## [Stored records]

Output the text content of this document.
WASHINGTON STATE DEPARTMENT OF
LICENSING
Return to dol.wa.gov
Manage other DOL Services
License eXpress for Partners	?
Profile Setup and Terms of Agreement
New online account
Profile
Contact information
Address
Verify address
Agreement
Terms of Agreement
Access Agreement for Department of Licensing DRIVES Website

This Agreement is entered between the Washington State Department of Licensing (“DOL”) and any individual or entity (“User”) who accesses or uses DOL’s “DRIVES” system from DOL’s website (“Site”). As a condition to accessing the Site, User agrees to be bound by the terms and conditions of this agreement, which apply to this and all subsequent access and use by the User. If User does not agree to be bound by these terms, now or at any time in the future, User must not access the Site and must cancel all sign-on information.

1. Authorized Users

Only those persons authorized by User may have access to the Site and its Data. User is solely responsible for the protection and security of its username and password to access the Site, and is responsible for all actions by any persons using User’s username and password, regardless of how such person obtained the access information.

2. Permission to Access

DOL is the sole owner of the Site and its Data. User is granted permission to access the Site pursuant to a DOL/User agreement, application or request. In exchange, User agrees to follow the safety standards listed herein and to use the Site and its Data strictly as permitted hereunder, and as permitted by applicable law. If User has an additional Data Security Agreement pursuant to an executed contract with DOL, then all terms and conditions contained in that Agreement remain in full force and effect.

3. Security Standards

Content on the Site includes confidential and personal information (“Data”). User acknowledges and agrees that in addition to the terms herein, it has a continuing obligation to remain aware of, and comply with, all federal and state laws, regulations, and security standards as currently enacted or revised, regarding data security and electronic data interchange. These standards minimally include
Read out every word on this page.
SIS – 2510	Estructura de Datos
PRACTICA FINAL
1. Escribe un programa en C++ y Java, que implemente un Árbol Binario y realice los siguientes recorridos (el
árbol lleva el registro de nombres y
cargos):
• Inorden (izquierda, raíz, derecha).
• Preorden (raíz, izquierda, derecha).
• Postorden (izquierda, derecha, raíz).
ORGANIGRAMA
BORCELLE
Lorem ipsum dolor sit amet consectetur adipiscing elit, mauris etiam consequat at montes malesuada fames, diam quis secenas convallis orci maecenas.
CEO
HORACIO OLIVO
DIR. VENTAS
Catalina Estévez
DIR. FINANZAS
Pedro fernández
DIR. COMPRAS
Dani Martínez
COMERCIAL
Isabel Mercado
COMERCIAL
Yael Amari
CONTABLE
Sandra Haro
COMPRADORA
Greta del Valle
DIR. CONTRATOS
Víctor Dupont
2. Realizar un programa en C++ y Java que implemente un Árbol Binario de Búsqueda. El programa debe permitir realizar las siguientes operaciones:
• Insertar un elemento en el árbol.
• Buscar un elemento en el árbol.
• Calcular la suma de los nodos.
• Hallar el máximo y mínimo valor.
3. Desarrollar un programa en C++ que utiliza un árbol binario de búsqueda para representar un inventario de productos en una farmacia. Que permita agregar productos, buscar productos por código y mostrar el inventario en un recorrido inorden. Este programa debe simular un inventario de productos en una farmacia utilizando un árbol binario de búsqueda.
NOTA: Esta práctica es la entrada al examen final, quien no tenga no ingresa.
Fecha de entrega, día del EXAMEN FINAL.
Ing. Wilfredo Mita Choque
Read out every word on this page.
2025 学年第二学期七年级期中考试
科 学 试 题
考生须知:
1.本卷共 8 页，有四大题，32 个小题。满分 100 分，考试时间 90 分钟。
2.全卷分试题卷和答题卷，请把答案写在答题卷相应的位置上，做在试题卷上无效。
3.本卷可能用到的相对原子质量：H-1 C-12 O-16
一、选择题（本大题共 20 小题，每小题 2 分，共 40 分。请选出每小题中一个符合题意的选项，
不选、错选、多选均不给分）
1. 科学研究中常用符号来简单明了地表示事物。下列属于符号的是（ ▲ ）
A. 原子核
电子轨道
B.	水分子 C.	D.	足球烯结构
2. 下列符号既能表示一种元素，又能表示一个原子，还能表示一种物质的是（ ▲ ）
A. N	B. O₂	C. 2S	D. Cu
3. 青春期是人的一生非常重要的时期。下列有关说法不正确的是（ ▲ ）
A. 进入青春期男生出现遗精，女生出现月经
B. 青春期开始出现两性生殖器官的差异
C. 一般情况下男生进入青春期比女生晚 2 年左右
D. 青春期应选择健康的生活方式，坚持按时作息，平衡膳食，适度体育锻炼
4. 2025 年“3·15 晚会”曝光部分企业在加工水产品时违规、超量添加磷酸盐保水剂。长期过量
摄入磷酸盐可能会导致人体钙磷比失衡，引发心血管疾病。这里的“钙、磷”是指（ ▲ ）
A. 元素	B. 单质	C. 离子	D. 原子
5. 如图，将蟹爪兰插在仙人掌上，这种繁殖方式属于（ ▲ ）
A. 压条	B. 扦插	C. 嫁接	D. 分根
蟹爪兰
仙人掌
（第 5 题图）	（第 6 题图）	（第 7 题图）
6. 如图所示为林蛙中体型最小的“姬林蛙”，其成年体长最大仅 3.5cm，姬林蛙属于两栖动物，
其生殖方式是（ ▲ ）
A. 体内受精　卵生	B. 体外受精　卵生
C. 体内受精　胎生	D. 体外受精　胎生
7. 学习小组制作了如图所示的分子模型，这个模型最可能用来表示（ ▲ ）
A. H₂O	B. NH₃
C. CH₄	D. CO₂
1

## [Prompt]
Restate the data above word for word, please.

## [Written answer]
Output the text content of this document.
WASHINGTON STATE DEPARTMENT OF
LICENSING
Return to dol.wa.gov
Manage other DOL Services
License eXpress for Partners	?
Profile Setup and Terms of Agreement
New online account
Profile
Contact information
Address
Verify address
Agreement
Terms of Agreement
Access Agreement for Department of Licensing DRIVES Website

This Agreement is entered between the Washington State Department of Licensing (“DOL”) and any individual or entity (“User”) who accesses or uses DOL’s “DRIVES” system from DOL’s website (“Site”). As a condition to accessing the Site, User agrees to be bound by the terms and conditions of this agreement, which apply to this and all subsequent access and use by the User. If User does not agree to be bound by these terms, now or at any time in the future, User must not access the Site and must cancel all sign-on information.

1. Authorized Users

Only those persons authorized by User may have access to the Site and its Data. User is solely responsible for the protection and security of its username and password to access the Site, and is responsible for all actions by any persons using User’s username and password, regardless of how such person obtained the access information.

2. Permission to Access

DOL is the sole owner of the Site and its Data. User is granted permission to access the Site pursuant to a DOL/User agreement, application or request. In exchange, User agrees to follow the safety standards listed herein and to use the Site and its Data strictly as permitted hereunder, and as permitted by applicable law. If User has an additional Data Security Agreement pursuant to an executed contract with DOL, then all terms and conditions contained in that Agreement remain in full force and effect.

3. Security Standards

Content on the Site includes confidential and personal information (“Data”). User acknowledges and agrees that in addition to the terms herein, it has a continuing obligation to remain aware of, and comply with, all federal and state laws, regulations, and security standards as currently enacted or revised, regarding data security and electronic data interchange. These standards minimally include
Read out every word on this page.
SIS – 2510	Estructura de Datos
PRACTICA FINAL
1. Escribe un programa en C++ y Java, que implemente un Árbol Binario y realice los siguientes recorridos (el
árbol lleva el registro de nombres y
cargos):
• Inorden (izquierda, raíz, derecha).
• Preorden (raíz, izquierda, derecha).
• Postorden (izquierda, derecha, raíz).
ORGANIGRAMA
BORCELLE
Lorem ipsum dolor sit amet consectetur adipiscing elit, mauris etiam consequat at montes malesuada fames, diam quis secenas convallis orci maecenas.
CEO
HORACIO OLIVO
DIR. VENTAS
Catalina Estévez
DIR. FINANZAS
Pedro fernández
DIR. COMPRAS
Dani Martínez
COMERCIAL
Isabel Mercado
COMERCIAL
Yael Amari
CONTABLE
Sandra Haro
COMPRADORA
Greta del Valle
DIR. CONTRATOS
Víctor Dupont
2. Realizar un programa en C++ y Java que implemente un Árbol Binario de Búsqueda. El programa debe permitir realizar las siguientes operaciones:
• Insertar un elemento en el árbol.
• Buscar un elemento en el árbol.
• Calcular la suma de los nodos.
• Hallar el máximo y mínimo valor.
3. Desarrollar un programa en C++ que utiliza un árbol binario de búsqueda para representar un inventario de productos en una farmacia. Que permita agregar productos, buscar productos por código y mostrar el inventario en un recorrido inorden. Este programa debe simular un inventario de productos en una farmacia utilizando un árbol binario de búsqueda.
NOTA: Esta práctica es la entrada al examen final, quien no tenga no ingresa.
Fecha de entrega, día del EXAMEN FINAL.
Ing. Wilfredo Mita Choque
Read out every word on this page.
2025 学年第二学期七年级期中考试
科 学 试 题
考生须知:
1.本卷共 8 页，有四大题，32 个小题。满分 100 分，考试时间 90 分钟。
2.全卷分试题卷和答题卷，请把答案写在答题卷相应的位置上，做在试题卷上无效。
3.本卷可能用到的相对原子质量：H-1 C-12 O-16
一、选择题（本大题共 20 小题，每小题 2 分，共 40 分。请选出每小题中一个符合题意的选项，
不选、错选、多选均不给分）
1. 科学研究中常用符号来简单明了地表示事物。下列属于符号的是（ ▲ ）
A. 原子核
电子轨道
B.	水分子 C.	D.	足球烯结构
2. 下列符号既能表示一种元素，又能表示一个原子，还能表示一种物质的是（ ▲ ）
A. N	B. O₂	C. 2S	D. Cu
3. 青春期是人的一生非常重要的时期。下列有关说法不正确的是（ ▲ ）
A. 进入青春期男生出现遗精，女生出现月经
B. 青春期开始出现两性生殖器官的差异
C. 一般情况下男生进入青春期比女生晚 2 年左右
D. 青春期应选择健康的生活方式，坚持按时作息，平衡膳食，适度体育锻炼
4. 2025 年“3·15 晚会”曝光部分企业在加工水产品时违规、超量添加磷酸盐保水剂。长期过量
摄入磷酸盐可能会导致人体钙磷比失衡，引发心血管疾病。这里的“钙、磷”是指（ ▲ ）
A. 元素	B. 单质	C. 离子	D. 原子
5. 如图，将蟹爪兰插在仙人掌上，这种繁殖方式属于（ ▲ ）
A. 压条	B. 扦插	C. 嫁接	D. 分根
蟹爪兰
仙人掌
（第 5 题图）	（第 6 题图）	（第 7 题图）
6. 如图所示为林蛙中体型最小的“姬林蛙”，其成年体长最大仅 3.5cm，姬林蛙属于两栖动物，
其生殖方式是（ ▲ ）
A. 体内受精　卵生	B. 体外受精　卵生
C. 体内受精　胎生	D. 体外受精　胎生
7. 学习小组制作了如图所示的分子模型，这个模型最可能用来表示（ ▲ ）
A. H₂O	B. NH₃
C. CH₄	D. CO₂
1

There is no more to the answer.